[Start]
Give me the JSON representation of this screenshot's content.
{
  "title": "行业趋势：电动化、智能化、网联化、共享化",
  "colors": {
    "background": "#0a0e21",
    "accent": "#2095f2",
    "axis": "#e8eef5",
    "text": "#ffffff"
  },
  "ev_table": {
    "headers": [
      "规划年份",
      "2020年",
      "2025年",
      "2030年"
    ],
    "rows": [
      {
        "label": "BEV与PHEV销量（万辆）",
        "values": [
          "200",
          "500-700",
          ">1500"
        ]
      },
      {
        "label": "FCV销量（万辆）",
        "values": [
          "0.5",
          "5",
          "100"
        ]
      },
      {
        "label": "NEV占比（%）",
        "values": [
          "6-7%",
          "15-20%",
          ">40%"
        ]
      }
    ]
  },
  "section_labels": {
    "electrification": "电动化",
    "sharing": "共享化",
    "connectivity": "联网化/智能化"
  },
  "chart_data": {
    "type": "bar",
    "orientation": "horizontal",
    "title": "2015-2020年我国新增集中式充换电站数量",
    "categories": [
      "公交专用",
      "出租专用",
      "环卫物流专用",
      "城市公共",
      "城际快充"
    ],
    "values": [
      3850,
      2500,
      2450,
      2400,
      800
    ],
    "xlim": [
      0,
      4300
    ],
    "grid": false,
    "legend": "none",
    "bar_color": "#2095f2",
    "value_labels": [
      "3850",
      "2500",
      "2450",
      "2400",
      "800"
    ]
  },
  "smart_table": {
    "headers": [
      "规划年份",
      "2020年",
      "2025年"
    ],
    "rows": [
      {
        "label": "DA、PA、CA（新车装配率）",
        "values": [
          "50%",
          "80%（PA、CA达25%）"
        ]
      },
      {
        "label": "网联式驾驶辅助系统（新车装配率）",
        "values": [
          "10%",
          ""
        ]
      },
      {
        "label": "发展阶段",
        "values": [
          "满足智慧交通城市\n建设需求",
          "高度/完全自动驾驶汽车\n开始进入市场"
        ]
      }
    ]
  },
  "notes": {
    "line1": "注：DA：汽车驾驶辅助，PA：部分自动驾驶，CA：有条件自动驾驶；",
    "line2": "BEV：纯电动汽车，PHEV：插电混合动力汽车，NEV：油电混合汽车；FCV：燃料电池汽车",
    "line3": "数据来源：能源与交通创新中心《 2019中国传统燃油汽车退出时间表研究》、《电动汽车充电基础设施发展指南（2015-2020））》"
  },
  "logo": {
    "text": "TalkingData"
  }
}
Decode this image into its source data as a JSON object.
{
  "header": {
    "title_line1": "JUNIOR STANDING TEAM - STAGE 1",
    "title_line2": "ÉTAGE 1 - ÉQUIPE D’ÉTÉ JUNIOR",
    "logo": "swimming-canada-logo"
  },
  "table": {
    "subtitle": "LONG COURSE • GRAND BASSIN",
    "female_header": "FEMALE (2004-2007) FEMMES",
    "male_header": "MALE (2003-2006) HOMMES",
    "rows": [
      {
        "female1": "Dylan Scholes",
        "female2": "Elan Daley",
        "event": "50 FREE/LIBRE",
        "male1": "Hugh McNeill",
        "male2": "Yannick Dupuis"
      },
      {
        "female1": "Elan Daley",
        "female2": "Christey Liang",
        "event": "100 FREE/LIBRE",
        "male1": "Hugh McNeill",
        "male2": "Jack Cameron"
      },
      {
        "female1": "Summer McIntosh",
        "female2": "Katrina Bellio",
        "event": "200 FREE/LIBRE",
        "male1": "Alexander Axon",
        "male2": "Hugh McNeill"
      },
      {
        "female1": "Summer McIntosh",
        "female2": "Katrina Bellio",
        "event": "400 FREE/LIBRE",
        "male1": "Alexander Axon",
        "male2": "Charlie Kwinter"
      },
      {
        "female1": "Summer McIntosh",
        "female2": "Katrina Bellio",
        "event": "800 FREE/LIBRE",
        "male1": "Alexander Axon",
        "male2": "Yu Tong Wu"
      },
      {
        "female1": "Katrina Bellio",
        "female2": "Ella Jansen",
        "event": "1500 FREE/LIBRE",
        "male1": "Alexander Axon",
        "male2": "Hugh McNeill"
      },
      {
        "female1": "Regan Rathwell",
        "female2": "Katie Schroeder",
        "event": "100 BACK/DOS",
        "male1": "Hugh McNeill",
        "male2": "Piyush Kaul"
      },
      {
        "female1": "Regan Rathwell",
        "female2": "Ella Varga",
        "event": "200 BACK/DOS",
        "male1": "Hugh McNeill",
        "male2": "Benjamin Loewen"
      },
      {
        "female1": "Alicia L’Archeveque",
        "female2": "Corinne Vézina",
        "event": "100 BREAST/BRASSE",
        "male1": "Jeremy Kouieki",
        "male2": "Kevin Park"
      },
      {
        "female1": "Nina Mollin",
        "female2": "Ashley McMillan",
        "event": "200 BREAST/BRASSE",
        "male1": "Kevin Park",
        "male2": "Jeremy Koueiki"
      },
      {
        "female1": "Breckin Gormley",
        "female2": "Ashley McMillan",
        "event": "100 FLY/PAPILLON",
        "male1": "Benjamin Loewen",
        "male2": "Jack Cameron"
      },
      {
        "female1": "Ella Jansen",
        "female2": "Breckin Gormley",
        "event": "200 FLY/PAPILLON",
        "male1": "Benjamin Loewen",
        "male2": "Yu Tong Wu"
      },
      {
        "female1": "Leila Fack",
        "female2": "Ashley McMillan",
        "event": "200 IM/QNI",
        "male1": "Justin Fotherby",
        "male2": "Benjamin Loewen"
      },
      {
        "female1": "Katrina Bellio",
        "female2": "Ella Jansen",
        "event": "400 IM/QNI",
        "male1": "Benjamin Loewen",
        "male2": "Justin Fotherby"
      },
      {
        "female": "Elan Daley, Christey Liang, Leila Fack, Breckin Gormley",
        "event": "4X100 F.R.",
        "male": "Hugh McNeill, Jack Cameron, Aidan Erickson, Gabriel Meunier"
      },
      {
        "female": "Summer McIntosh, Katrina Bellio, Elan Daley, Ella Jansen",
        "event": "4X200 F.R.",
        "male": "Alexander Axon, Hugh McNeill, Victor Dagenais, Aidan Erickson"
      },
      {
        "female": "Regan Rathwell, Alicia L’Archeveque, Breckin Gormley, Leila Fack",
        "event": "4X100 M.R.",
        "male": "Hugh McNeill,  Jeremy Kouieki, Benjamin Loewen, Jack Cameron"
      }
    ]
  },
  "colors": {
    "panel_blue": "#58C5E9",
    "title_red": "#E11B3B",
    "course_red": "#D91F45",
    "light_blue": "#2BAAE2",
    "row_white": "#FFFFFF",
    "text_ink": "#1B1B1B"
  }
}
[End]
TASK REQUIREMENTS
Repeat every entry exactly as written above.

EXPECTED OUTPUT
Give me the JSON representation of this screenshot's content.
{
  "title": "行业趋势：电动化、智能化、网联化、共享化",
  "colors": {
    "background": "#0a0e21",
    "accent": "#2095f2",
    "axis": "#e8eef5",
    "text": "#ffffff"
  },
  "ev_table": {
    "headers": [
      "规划年份",
      "2020年",
      "2025年",
      "2030年"
    ],
    "rows": [
      {
        "label": "BEV与PHEV销量（万辆）",
        "values": [
          "200",
          "500-700",
          ">1500"
        ]
      },
      {
        "label": "FCV销量（万辆）",
        "values": [
          "0.5",
          "5",
          "100"
        ]
      },
      {
        "label": "NEV占比（%）",
        "values": [
          "6-7%",
          "15-20%",
          ">40%"
        ]
      }
    ]
  },
  "section_labels": {
    "electrification": "电动化",
    "sharing": "共享化",
    "connectivity": "联网化/智能化"
  },
  "chart_data": {
    "type": "bar",
    "orientation": "horizontal",
    "title": "2015-2020年我国新增集中式充换电站数量",
    "categories": [
      "公交专用",
      "出租专用",
      "环卫物流专用",
      "城市公共",
      "城际快充"
    ],
    "values": [
      3850,
      2500,
      2450,
      2400,
      800
    ],
    "xlim": [
      0,
      4300
    ],
    "grid": false,
    "legend": "none",
    "bar_color": "#2095f2",
    "value_labels": [
      "3850",
      "2500",
      "2450",
      "2400",
      "800"
    ]
  },
  "smart_table": {
    "headers": [
      "规划年份",
      "2020年",
      "2025年"
    ],
    "rows": [
      {
        "label": "DA、PA、CA（新车装配率）",
        "values": [
          "50%",
          "80%（PA、CA达25%）"
        ]
      },
      {
        "label": "网联式驾驶辅助系统（新车装配率）",
        "values": [
          "10%",
          ""
        ]
      },
      {
        "label": "发展阶段",
        "values": [
          "满足智慧交通城市\n建设需求",
          "高度/完全自动驾驶汽车\n开始进入市场"
        ]
      }
    ]
  },
  "notes": {
    "line1": "注：DA：汽车驾驶辅助，PA：部分自动驾驶，CA：有条件自动驾驶；",
    "line2": "BEV：纯电动汽车，PHEV：插电混合动力汽车，NEV：油电混合汽车；FCV：燃料电池汽车",
    "line3": "数据来源：能源与交通创新中心《 2019中国传统燃油汽车退出时间表研究》、《电动汽车充电基础设施发展指南（2015-2020））》"
  },
  "logo": {
    "text": "TalkingData"
  }
}
Decode this image into its source data as a JSON object.
{
  "header": {
    "title_line1": "JUNIOR STANDING TEAM - STAGE 1",
    "title_line2": "ÉTAGE 1 - ÉQUIPE D’ÉTÉ JUNIOR",
    "logo": "swimming-canada-logo"
  },
  "table": {
    "subtitle": "LONG COURSE • GRAND BASSIN",
    "female_header": "FEMALE (2004-2007) FEMMES",
    "male_header": "MALE (2003-2006) HOMMES",
    "rows": [
      {
        "female1": "Dylan Scholes",
        "female2": "Elan Daley",
        "event": "50 FREE/LIBRE",
        "male1": "Hugh McNeill",
        "male2": "Yannick Dupuis"
      },
      {
        "female1": "Elan Daley",
        "female2": "Christey Liang",
        "event": "100 FREE/LIBRE",
        "male1": "Hugh McNeill",
        "male2": "Jack Cameron"
      },
      {
        "female1": "Summer McIntosh",
        "female2": "Katrina Bellio",
        "event": "200 FREE/LIBRE",
        "male1": "Alexander Axon",
        "male2": "Hugh McNeill"
      },
      {
        "female1": "Summer McIntosh",
        "female2": "Katrina Bellio",
        "event": "400 FREE/LIBRE",
        "male1": "Alexander Axon",
        "male2": "Charlie Kwinter"
      },
      {
        "female1": "Summer McIntosh",
        "female2": "Katrina Bellio",
        "event": "800 FREE/LIBRE",
        "male1": "Alexander Axon",
        "male2": "Yu Tong Wu"
      },
      {
        "female1": "Katrina Bellio",
        "female2": "Ella Jansen",
        "event": "1500 FREE/LIBRE",
        "male1": "Alexander Axon",
        "male2": "Hugh McNeill"
      },
      {
        "female1": "Regan Rathwell",
        "female2": "Katie Schroeder",
        "event": "100 BACK/DOS",
        "male1": "Hugh McNeill",
        "male2": "Piyush Kaul"
      },
      {
        "female1": "Regan Rathwell",
        "female2": "Ella Varga",
        "event": "200 BACK/DOS",
        "male1": "Hugh McNeill",
        "male2": "Benjamin Loewen"
      },
      {
        "female1": "Alicia L’Archeveque",
        "female2": "Corinne Vézina",
        "event": "100 BREAST/BRASSE",
        "male1": "Jeremy Kouieki",
        "male2": "Kevin Park"
      },
      {
        "female1": "Nina Mollin",
        "female2": "Ashley McMillan",
        "event": "200 BREAST/BRASSE",
        "male1": "Kevin Park",
        "male2": "Jeremy Koueiki"
      },
      {
        "female1": "Breckin Gormley",
        "female2": "Ashley McMillan",
        "event": "100 FLY/PAPILLON",
        "male1": "Benjamin Loewen",
        "male2": "Jack Cameron"
      },
      {
        "female1": "Ella Jansen",
        "female2": "Breckin Gormley",
        "event": "200 FLY/PAPILLON",
        "male1": "Benjamin Loewen",
        "male2": "Yu Tong Wu"
      },
      {
        "female1": "Leila Fack",
        "female2": "Ashley McMillan",
        "event": "200 IM/QNI",
        "male1": "Justin Fotherby",
        "male2": "Benjamin Loewen"
      },
      {
        "female1": "Katrina Bellio",
        "female2": "Ella Jansen",
        "event": "400 IM/QNI",
        "male1": "Benjamin Loewen",
        "male2": "Justin Fotherby"
      },
      {
        "female": "Elan Daley, Christey Liang, Leila Fack, Breckin Gormley",
        "event": "4X100 F.R.",
        "male": "Hugh McNeill, Jack Cameron, Aidan Erickson, Gabriel Meunier"
      },
      {
        "female": "Summer McIntosh, Katrina Bellio, Elan Daley, Ella Jansen",
        "event": "4X200 F.R.",
        "male": "Alexander Axon, Hugh McNeill, Victor Dagenais, Aidan Erickson"
      },
      {
        "female": "Regan Rathwell, Alicia L’Archeveque, Breckin Gormley, Leila Fack",
        "event": "4X100 M.R.",
        "male": "Hugh McNeill,  Jeremy Kouieki, Benjamin Loewen, Jack Cameron"
      }
    ]
  },
  "colors": {
    "panel_blue": "#58C5E9",
    "title_red": "#E11B3B",
    "course_red": "#D91F45",
    "light_blue": "#2BAAE2",
    "row_white": "#FFFFFF",
    "text_ink": "#1B1B1B"
  }
}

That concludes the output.